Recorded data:
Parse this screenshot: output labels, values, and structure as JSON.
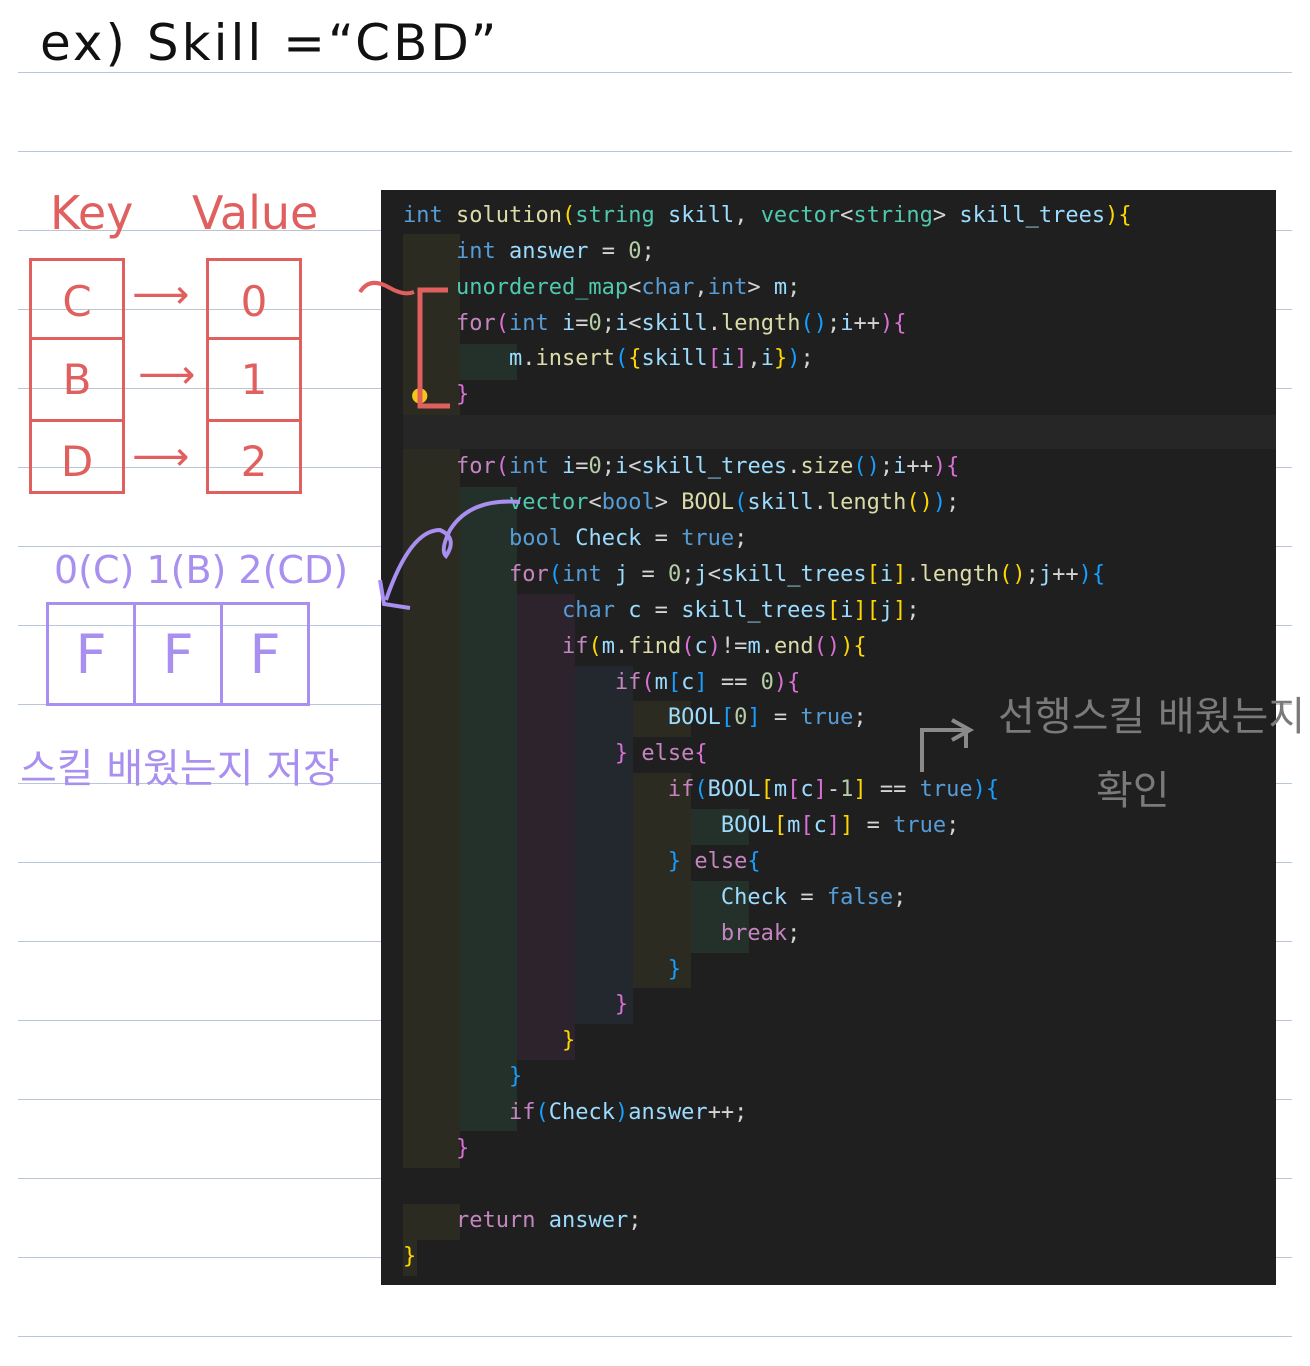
{
  "note": {
    "title": "ex) Skill =“CBD”",
    "map_key_label": "Key",
    "map_value_label": "Value",
    "map_rows": [
      {
        "key": "C",
        "value": "0"
      },
      {
        "key": "B",
        "value": "1"
      },
      {
        "key": "D",
        "value": "2"
      }
    ],
    "vector_header": "0(C) 1(B) 2(CD)",
    "vector_cells": [
      "F",
      "F",
      "F"
    ],
    "vector_caption": "스킬 배웠는지 저장",
    "check_caption_line1": "선행스킬 배웠는지",
    "check_caption_line2": "확인"
  },
  "code": {
    "lines": [
      "int solution(string skill, vector<string> skill_trees){",
      "    int answer = 0;",
      "    unordered_map<char,int> m;",
      "    for(int i=0;i<skill.length();i++){",
      "        m.insert({skill[i],i});",
      "    }",
      "",
      "    for(int i=0;i<skill_trees.size();i++){",
      "        vector<bool> BOOL(skill.length());",
      "        bool Check = true;",
      "        for(int j = 0;j<skill_trees[i].length();j++){",
      "            char c = skill_trees[i][j];",
      "            if(m.find(c)!=m.end()){",
      "                if(m[c] == 0){",
      "                    BOOL[0] = true;",
      "                } else{",
      "                    if(BOOL[m[c]-1] == true){",
      "                        BOOL[m[c]] = true;",
      "                    } else{",
      "                        Check = false;",
      "                        break;",
      "                    }",
      "                }",
      "            }",
      "        }",
      "        if(Check)answer++;",
      "    }",
      "",
      "    return answer;",
      "}"
    ]
  }
}
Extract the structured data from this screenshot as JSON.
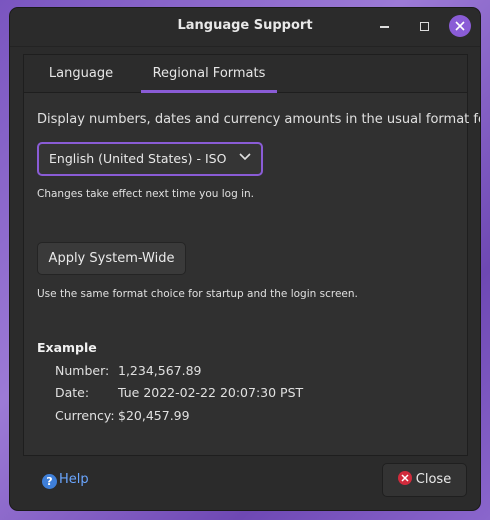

### What needs to be done
The records above must be printed exactly; the pictures stay out.

### Problem solution
Parse this screenshot: output labels, values, and structure as JSON.
{
  "note": {
    "title": "ex) Skill =“CBD”",
    "map_key_label": "Key",
    "map_value_label": "Value",
    "map_rows": [
      {
        "key": "C",
        "value": "0"
      },
      {
        "key": "B",
        "value": "1"
      },
      {
        "key": "D",
        "value": "2"
      }
    ],
    "vector_header": "0(C) 1(B) 2(CD)",
    "vector_cells": [
      "F",
      "F",
      "F"
    ],
    "vector_caption": "스킬 배웠는지 저장",
    "check_caption_line1": "선행스킬 배웠는지",
    "check_caption_line2": "확인"
  },
  "code": {
    "lines": [
      "int solution(string skill, vector<string> skill_trees){",
      "    int answer = 0;",
      "    unordered_map<char,int> m;",
      "    for(int i=0;i<skill.length();i++){",
      "        m.insert({skill[i],i});",
      "    }",
      "",
      "    for(int i=0;i<skill_trees.size();i++){",
      "        vector<bool> BOOL(skill.length());",
      "        bool Check = true;",
      "        for(int j = 0;j<skill_trees[i].length();j++){",
      "            char c = skill_trees[i][j];",
      "            if(m.find(c)!=m.end()){",
      "                if(m[c] == 0){",
      "                    BOOL[0] = true;",
      "                } else{",
      "                    if(BOOL[m[c]-1] == true){",
      "                        BOOL[m[c]] = true;",
      "                    } else{",
      "                        Check = false;",
      "                        break;",
      "                    }",
      "                }",
      "            }",
      "        }",
      "        if(Check)answer++;",
      "    }",
      "",
      "    return answer;",
      "}"
    ]
  }
}
Extract the structured data from this screenshot as JSON.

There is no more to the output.